# RECORDS FOR THE TASK start

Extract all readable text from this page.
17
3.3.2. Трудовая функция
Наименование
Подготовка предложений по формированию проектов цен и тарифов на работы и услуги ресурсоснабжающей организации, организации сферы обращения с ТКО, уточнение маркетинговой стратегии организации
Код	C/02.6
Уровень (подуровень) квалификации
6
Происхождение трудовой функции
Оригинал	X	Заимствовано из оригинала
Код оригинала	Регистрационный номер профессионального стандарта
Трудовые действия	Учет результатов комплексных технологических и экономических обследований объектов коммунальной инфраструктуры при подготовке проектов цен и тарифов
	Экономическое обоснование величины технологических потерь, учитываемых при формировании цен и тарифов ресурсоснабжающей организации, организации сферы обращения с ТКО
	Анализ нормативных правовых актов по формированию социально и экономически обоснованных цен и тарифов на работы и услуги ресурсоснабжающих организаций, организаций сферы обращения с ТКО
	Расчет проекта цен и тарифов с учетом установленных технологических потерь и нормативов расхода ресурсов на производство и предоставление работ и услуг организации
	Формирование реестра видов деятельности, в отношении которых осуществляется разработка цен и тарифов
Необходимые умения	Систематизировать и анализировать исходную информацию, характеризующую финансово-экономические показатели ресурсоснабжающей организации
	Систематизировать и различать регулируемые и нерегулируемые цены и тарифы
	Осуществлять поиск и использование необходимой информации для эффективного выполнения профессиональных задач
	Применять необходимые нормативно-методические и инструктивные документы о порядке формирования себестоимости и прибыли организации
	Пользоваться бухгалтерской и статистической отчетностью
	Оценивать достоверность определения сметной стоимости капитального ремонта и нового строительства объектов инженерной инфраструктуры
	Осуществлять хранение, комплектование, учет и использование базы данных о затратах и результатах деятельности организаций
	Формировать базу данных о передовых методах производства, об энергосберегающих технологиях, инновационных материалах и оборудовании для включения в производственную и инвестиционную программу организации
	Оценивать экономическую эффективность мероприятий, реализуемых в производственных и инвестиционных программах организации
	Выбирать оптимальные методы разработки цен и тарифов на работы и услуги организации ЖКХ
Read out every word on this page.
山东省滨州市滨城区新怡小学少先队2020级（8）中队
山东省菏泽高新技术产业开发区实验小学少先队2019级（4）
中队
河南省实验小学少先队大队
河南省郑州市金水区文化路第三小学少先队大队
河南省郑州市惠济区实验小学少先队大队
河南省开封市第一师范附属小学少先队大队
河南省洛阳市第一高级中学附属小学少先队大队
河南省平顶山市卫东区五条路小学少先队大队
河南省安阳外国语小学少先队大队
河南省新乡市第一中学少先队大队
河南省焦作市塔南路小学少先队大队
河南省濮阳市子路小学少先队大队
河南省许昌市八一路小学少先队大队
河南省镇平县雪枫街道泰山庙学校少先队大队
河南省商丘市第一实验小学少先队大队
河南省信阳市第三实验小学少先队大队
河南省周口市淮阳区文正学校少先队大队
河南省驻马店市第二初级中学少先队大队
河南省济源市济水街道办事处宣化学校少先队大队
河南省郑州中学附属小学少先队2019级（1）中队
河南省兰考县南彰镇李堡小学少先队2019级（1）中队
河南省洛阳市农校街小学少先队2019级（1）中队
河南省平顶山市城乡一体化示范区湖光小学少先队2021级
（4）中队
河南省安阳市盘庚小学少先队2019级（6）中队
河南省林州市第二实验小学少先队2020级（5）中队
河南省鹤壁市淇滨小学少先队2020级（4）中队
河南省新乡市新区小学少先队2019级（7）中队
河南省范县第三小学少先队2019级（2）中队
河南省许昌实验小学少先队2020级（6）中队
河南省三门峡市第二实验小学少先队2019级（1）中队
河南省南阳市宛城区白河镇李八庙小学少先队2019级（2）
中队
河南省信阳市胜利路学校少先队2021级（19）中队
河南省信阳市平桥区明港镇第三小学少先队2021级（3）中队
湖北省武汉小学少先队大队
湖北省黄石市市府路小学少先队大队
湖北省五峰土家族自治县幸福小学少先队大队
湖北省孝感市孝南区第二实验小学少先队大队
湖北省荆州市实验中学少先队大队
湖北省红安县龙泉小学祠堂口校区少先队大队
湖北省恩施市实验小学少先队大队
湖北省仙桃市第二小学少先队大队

# RECORDS FOR THE TASK end

(REQUEST): Reproduce the listing above verbatim, from first line to last.

(EXERCISE SOLUTION):
Extract all readable text from this page.
17
3.3.2. Трудовая функция
Наименование
Подготовка предложений по формированию проектов цен и тарифов на работы и услуги ресурсоснабжающей организации, организации сферы обращения с ТКО, уточнение маркетинговой стратегии организации
Код	C/02.6
Уровень (подуровень) квалификации
6
Происхождение трудовой функции
Оригинал	X	Заимствовано из оригинала
Код оригинала	Регистрационный номер профессионального стандарта
Трудовые действия	Учет результатов комплексных технологических и экономических обследований объектов коммунальной инфраструктуры при подготовке проектов цен и тарифов
	Экономическое обоснование величины технологических потерь, учитываемых при формировании цен и тарифов ресурсоснабжающей организации, организации сферы обращения с ТКО
	Анализ нормативных правовых актов по формированию социально и экономически обоснованных цен и тарифов на работы и услуги ресурсоснабжающих организаций, организаций сферы обращения с ТКО
	Расчет проекта цен и тарифов с учетом установленных технологических потерь и нормативов расхода ресурсов на производство и предоставление работ и услуг организации
	Формирование реестра видов деятельности, в отношении которых осуществляется разработка цен и тарифов
Необходимые умения	Систематизировать и анализировать исходную информацию, характеризующую финансово-экономические показатели ресурсоснабжающей организации
	Систематизировать и различать регулируемые и нерегулируемые цены и тарифы
	Осуществлять поиск и использование необходимой информации для эффективного выполнения профессиональных задач
	Применять необходимые нормативно-методические и инструктивные документы о порядке формирования себестоимости и прибыли организации
	Пользоваться бухгалтерской и статистической отчетностью
	Оценивать достоверность определения сметной стоимости капитального ремонта и нового строительства объектов инженерной инфраструктуры
	Осуществлять хранение, комплектование, учет и использование базы данных о затратах и результатах деятельности организаций
	Формировать базу данных о передовых методах производства, об энергосберегающих технологиях, инновационных материалах и оборудовании для включения в производственную и инвестиционную программу организации
	Оценивать экономическую эффективность мероприятий, реализуемых в производственных и инвестиционных программах организации
	Выбирать оптимальные методы разработки цен и тарифов на работы и услуги организации ЖКХ
Read out every word on this page.
山东省滨州市滨城区新怡小学少先队2020级（8）中队
山东省菏泽高新技术产业开发区实验小学少先队2019级（4）
中队
河南省实验小学少先队大队
河南省郑州市金水区文化路第三小学少先队大队
河南省郑州市惠济区实验小学少先队大队
河南省开封市第一师范附属小学少先队大队
河南省洛阳市第一高级中学附属小学少先队大队
河南省平顶山市卫东区五条路小学少先队大队
河南省安阳外国语小学少先队大队
河南省新乡市第一中学少先队大队
河南省焦作市塔南路小学少先队大队
河南省濮阳市子路小学少先队大队
河南省许昌市八一路小学少先队大队
河南省镇平县雪枫街道泰山庙学校少先队大队
河南省商丘市第一实验小学少先队大队
河南省信阳市第三实验小学少先队大队
河南省周口市淮阳区文正学校少先队大队
河南省驻马店市第二初级中学少先队大队
河南省济源市济水街道办事处宣化学校少先队大队
河南省郑州中学附属小学少先队2019级（1）中队
河南省兰考县南彰镇李堡小学少先队2019级（1）中队
河南省洛阳市农校街小学少先队2019级（1）中队
河南省平顶山市城乡一体化示范区湖光小学少先队2021级
（4）中队
河南省安阳市盘庚小学少先队2019级（6）中队
河南省林州市第二实验小学少先队2020级（5）中队
河南省鹤壁市淇滨小学少先队2020级（4）中队
河南省新乡市新区小学少先队2019级（7）中队
河南省范县第三小学少先队2019级（2）中队
河南省许昌实验小学少先队2020级（6）中队
河南省三门峡市第二实验小学少先队2019级（1）中队
河南省南阳市宛城区白河镇李八庙小学少先队2019级（2）
中队
河南省信阳市胜利路学校少先队2021级（19）中队
河南省信阳市平桥区明港镇第三小学少先队2021级（3）中队
湖北省武汉小学少先队大队
湖北省黄石市市府路小学少先队大队
湖北省五峰土家族自治县幸福小学少先队大队
湖北省孝感市孝南区第二实验小学少先队大队
湖北省荆州市实验中学少先队大队
湖北省红安县龙泉小学祠堂口校区少先队大队
湖北省恩施市实验小学少先队大队
湖北省仙桃市第二小学少先队大队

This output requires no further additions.